## WHAT THIS TASK INVOLVES
Examine the records and identify each line that includes the string "otra". Copy those lines.

## RECORDS SUPPLIED
====================

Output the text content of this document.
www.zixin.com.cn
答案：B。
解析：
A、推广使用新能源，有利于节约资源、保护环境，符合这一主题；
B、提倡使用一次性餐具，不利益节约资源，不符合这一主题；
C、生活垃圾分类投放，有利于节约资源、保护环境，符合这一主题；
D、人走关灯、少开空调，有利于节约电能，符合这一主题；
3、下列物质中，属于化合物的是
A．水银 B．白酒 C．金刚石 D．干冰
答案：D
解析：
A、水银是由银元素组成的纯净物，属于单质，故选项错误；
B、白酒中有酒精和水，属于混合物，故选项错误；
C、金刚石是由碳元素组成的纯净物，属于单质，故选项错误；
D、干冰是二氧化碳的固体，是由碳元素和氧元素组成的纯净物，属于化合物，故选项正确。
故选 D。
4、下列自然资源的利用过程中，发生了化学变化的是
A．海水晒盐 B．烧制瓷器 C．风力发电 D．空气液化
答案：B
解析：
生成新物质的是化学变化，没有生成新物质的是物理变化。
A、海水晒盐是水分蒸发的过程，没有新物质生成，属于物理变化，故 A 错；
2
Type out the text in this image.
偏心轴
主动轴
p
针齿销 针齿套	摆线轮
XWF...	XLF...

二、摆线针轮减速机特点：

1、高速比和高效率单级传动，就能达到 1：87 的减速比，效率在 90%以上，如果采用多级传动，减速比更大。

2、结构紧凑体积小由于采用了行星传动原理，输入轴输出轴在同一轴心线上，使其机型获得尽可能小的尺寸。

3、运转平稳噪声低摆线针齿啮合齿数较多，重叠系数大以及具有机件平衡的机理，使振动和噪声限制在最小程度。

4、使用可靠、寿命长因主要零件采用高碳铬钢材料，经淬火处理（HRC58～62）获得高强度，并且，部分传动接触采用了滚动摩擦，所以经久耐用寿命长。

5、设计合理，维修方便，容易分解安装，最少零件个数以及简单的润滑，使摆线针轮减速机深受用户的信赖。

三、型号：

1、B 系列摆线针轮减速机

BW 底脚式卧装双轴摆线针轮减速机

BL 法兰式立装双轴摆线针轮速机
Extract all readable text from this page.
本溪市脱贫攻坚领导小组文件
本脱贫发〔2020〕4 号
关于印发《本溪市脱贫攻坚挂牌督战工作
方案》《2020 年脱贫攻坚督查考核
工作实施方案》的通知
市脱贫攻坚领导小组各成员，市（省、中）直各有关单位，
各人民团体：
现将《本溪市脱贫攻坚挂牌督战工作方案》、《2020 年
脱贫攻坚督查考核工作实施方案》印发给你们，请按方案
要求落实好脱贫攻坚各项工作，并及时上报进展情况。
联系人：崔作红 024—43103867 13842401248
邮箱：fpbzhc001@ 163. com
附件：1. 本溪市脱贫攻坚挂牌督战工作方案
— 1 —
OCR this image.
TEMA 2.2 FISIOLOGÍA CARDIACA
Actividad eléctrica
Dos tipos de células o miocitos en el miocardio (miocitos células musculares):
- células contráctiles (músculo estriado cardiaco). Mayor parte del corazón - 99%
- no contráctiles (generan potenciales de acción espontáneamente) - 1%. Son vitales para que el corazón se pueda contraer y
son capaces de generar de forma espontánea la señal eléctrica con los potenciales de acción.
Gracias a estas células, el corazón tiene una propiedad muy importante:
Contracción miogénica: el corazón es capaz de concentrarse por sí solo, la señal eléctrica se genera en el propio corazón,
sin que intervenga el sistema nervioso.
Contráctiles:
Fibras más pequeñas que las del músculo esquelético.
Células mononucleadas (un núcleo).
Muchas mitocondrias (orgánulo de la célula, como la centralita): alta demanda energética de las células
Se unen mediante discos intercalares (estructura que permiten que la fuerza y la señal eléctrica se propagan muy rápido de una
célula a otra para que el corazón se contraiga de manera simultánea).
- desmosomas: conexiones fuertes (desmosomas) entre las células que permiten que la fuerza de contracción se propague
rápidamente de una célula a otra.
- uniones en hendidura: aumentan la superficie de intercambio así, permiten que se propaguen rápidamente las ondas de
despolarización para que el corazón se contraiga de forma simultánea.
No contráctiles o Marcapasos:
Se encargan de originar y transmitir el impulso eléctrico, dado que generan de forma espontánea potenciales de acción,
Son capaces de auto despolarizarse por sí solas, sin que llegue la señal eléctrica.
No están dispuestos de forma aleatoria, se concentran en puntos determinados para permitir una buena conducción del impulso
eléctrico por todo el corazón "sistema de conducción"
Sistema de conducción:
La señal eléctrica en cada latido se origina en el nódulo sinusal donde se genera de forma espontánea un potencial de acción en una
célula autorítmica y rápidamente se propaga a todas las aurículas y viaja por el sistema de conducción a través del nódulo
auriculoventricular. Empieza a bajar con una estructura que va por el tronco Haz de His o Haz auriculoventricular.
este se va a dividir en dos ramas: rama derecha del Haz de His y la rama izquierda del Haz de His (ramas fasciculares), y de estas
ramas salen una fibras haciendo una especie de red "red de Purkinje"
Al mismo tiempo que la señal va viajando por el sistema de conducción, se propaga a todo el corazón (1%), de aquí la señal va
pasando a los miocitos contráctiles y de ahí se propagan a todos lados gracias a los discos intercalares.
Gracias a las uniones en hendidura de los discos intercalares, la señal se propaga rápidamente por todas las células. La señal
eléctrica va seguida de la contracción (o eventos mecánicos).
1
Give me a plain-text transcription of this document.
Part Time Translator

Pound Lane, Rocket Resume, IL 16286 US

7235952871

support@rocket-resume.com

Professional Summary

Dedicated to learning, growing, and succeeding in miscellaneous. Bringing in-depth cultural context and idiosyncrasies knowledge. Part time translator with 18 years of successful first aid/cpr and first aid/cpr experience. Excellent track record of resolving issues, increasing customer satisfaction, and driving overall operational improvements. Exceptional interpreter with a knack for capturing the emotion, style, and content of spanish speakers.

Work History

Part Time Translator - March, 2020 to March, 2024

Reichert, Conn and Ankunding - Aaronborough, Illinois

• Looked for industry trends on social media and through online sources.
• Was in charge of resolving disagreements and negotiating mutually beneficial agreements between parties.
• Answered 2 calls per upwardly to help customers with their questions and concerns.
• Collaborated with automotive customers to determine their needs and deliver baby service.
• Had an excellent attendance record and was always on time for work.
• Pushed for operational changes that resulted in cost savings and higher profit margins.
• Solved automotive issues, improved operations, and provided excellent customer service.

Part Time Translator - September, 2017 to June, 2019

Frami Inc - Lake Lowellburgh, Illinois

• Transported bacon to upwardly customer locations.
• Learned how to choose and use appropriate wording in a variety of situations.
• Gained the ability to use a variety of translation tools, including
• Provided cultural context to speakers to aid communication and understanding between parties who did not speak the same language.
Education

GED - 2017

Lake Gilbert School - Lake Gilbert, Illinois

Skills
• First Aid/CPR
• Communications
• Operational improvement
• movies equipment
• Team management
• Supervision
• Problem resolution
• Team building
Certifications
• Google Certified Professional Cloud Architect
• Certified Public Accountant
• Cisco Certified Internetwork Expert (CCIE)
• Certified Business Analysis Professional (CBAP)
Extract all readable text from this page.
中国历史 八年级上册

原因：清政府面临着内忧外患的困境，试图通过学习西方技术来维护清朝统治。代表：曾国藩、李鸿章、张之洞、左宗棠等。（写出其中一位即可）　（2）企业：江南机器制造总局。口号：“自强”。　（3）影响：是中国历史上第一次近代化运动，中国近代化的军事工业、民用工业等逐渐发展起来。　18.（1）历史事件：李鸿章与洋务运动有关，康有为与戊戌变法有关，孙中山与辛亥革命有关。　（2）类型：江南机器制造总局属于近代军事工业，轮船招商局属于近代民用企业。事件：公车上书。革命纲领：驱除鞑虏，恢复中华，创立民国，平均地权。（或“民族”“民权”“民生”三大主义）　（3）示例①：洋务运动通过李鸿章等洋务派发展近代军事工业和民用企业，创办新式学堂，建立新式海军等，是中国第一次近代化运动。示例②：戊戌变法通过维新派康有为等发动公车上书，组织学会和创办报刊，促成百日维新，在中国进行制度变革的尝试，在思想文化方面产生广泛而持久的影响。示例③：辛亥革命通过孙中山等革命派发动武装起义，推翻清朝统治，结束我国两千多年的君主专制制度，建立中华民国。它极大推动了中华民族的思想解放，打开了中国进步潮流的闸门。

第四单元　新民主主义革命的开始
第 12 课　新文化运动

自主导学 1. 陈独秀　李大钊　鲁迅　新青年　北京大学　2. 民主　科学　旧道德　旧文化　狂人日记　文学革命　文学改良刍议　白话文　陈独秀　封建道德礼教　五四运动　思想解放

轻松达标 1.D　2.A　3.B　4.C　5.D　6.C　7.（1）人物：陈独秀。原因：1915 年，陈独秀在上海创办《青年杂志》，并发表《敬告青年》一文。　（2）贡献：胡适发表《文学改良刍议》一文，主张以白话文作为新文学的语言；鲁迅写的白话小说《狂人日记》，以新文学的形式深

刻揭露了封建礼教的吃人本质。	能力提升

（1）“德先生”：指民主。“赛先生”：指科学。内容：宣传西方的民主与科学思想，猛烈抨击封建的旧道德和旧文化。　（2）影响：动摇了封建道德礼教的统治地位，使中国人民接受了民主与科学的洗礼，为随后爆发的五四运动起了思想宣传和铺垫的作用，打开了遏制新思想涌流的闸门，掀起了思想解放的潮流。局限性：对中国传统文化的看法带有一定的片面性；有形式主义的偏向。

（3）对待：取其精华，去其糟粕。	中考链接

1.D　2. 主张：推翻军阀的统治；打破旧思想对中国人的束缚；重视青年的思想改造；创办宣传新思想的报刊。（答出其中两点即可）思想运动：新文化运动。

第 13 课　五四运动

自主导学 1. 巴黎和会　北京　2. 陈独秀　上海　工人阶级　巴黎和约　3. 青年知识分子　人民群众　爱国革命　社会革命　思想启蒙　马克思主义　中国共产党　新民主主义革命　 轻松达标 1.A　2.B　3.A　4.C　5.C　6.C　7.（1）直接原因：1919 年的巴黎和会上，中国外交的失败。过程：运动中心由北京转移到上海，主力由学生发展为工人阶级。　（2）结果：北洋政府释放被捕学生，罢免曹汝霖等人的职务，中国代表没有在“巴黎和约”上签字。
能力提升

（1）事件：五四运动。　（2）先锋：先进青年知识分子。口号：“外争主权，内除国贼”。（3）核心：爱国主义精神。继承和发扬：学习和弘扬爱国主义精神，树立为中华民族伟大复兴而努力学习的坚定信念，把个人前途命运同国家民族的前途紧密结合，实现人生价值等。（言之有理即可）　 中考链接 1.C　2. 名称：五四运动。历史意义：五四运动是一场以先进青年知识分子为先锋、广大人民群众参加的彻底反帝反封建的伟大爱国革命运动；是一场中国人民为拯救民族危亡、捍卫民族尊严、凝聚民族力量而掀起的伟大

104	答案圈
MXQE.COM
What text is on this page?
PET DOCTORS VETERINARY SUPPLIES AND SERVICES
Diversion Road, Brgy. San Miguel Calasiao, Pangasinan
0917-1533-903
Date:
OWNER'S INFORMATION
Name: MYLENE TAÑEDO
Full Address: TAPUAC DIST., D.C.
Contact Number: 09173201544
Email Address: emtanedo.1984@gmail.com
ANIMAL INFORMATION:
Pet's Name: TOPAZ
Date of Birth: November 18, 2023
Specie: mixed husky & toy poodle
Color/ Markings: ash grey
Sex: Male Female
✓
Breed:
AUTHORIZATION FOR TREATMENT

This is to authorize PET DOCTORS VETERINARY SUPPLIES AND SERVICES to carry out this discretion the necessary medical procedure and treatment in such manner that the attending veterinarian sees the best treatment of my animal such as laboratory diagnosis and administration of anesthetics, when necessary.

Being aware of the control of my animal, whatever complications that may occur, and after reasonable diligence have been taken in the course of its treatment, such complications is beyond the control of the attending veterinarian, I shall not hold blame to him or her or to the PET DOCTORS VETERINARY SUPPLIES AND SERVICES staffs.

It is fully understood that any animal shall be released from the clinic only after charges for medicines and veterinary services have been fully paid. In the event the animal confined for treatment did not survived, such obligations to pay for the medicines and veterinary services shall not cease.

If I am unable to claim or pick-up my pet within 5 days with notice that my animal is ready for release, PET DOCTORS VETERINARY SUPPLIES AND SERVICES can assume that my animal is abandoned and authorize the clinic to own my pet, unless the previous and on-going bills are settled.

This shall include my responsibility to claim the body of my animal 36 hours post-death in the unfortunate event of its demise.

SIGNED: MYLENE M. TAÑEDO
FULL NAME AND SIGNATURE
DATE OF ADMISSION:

====================

## RESULT BELOW
célula a otra para que el corazón se contraiga de manera simultánea).
rápidamente de una célula a otra.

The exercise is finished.